● **TASK TO COMPLETE**:
Copy the data precisely, keeping every character.
+--
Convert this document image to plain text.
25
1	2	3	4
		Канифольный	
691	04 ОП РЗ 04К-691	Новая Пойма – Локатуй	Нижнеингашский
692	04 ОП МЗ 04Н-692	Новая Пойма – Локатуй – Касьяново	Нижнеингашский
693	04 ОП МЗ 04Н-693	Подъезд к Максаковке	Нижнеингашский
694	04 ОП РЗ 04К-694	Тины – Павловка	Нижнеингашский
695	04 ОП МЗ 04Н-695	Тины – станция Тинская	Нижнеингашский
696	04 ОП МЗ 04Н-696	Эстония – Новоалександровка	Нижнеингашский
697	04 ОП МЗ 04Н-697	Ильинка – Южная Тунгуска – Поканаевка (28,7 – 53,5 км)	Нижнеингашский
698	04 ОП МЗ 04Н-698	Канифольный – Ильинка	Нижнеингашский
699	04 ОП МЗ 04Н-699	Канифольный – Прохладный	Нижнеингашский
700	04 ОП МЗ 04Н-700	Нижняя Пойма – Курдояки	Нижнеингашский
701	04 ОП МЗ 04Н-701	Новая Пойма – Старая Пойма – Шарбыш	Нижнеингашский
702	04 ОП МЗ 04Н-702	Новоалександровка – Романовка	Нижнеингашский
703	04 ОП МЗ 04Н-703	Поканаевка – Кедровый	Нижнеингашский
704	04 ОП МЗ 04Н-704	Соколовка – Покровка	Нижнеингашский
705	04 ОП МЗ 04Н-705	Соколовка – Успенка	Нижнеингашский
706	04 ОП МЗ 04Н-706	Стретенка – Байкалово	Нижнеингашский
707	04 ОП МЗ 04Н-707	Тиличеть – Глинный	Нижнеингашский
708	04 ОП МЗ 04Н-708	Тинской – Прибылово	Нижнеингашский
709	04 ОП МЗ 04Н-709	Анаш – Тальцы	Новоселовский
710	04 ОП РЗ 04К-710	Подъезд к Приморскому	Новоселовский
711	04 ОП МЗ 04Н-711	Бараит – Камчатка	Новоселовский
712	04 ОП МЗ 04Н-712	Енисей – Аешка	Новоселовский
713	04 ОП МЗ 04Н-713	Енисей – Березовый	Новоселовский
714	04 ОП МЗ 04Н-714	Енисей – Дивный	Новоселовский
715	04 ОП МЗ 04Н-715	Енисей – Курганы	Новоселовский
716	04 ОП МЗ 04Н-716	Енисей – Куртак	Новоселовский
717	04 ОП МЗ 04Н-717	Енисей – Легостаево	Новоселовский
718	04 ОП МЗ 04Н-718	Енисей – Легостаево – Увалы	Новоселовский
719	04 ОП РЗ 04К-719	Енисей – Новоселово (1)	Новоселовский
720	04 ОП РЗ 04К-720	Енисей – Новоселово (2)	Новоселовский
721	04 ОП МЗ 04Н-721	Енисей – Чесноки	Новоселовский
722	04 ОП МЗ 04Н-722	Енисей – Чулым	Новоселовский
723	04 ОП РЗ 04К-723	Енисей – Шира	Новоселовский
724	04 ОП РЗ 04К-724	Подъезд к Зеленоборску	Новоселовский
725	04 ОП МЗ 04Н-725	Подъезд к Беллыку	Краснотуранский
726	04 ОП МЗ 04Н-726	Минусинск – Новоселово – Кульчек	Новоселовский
+--
● **OUTPUT OF THE TASK**:
Convert this document image to plain text.
25
1	2	3	4
		Канифольный	
691	04 ОП РЗ 04К-691	Новая Пойма – Локатуй	Нижнеингашский
692	04 ОП МЗ 04Н-692	Новая Пойма – Локатуй – Касьяново	Нижнеингашский
693	04 ОП МЗ 04Н-693	Подъезд к Максаковке	Нижнеингашский
694	04 ОП РЗ 04К-694	Тины – Павловка	Нижнеингашский
695	04 ОП МЗ 04Н-695	Тины – станция Тинская	Нижнеингашский
696	04 ОП МЗ 04Н-696	Эстония – Новоалександровка	Нижнеингашский
697	04 ОП МЗ 04Н-697	Ильинка – Южная Тунгуска – Поканаевка (28,7 – 53,5 км)	Нижнеингашский
698	04 ОП МЗ 04Н-698	Канифольный – Ильинка	Нижнеингашский
699	04 ОП МЗ 04Н-699	Канифольный – Прохладный	Нижнеингашский
700	04 ОП МЗ 04Н-700	Нижняя Пойма – Курдояки	Нижнеингашский
701	04 ОП МЗ 04Н-701	Новая Пойма – Старая Пойма – Шарбыш	Нижнеингашский
702	04 ОП МЗ 04Н-702	Новоалександровка – Романовка	Нижнеингашский
703	04 ОП МЗ 04Н-703	Поканаевка – Кедровый	Нижнеингашский
704	04 ОП МЗ 04Н-704	Соколовка – Покровка	Нижнеингашский
705	04 ОП МЗ 04Н-705	Соколовка – Успенка	Нижнеингашский
706	04 ОП МЗ 04Н-706	Стретенка – Байкалово	Нижнеингашский
707	04 ОП МЗ 04Н-707	Тиличеть – Глинный	Нижнеингашский
708	04 ОП МЗ 04Н-708	Тинской – Прибылово	Нижнеингашский
709	04 ОП МЗ 04Н-709	Анаш – Тальцы	Новоселовский
710	04 ОП РЗ 04К-710	Подъезд к Приморскому	Новоселовский
711	04 ОП МЗ 04Н-711	Бараит – Камчатка	Новоселовский
712	04 ОП МЗ 04Н-712	Енисей – Аешка	Новоселовский
713	04 ОП МЗ 04Н-713	Енисей – Березовый	Новоселовский
714	04 ОП МЗ 04Н-714	Енисей – Дивный	Новоселовский
715	04 ОП МЗ 04Н-715	Енисей – Курганы	Новоселовский
716	04 ОП МЗ 04Н-716	Енисей – Куртак	Новоселовский
717	04 ОП МЗ 04Н-717	Енисей – Легостаево	Новоселовский
718	04 ОП МЗ 04Н-718	Енисей – Легостаево – Увалы	Новоселовский
719	04 ОП РЗ 04К-719	Енисей – Новоселово (1)	Новоселовский
720	04 ОП РЗ 04К-720	Енисей – Новоселово (2)	Новоселовский
721	04 ОП МЗ 04Н-721	Енисей – Чесноки	Новоселовский
722	04 ОП МЗ 04Н-722	Енисей – Чулым	Новоселовский
723	04 ОП РЗ 04К-723	Енисей – Шира	Новоселовский
724	04 ОП РЗ 04К-724	Подъезд к Зеленоборску	Новоселовский
725	04 ОП МЗ 04Н-725	Подъезд к Беллыку	Краснотуранский
726	04 ОП МЗ 04Н-726	Минусинск – Новоселово – Кульчек	Новоселовский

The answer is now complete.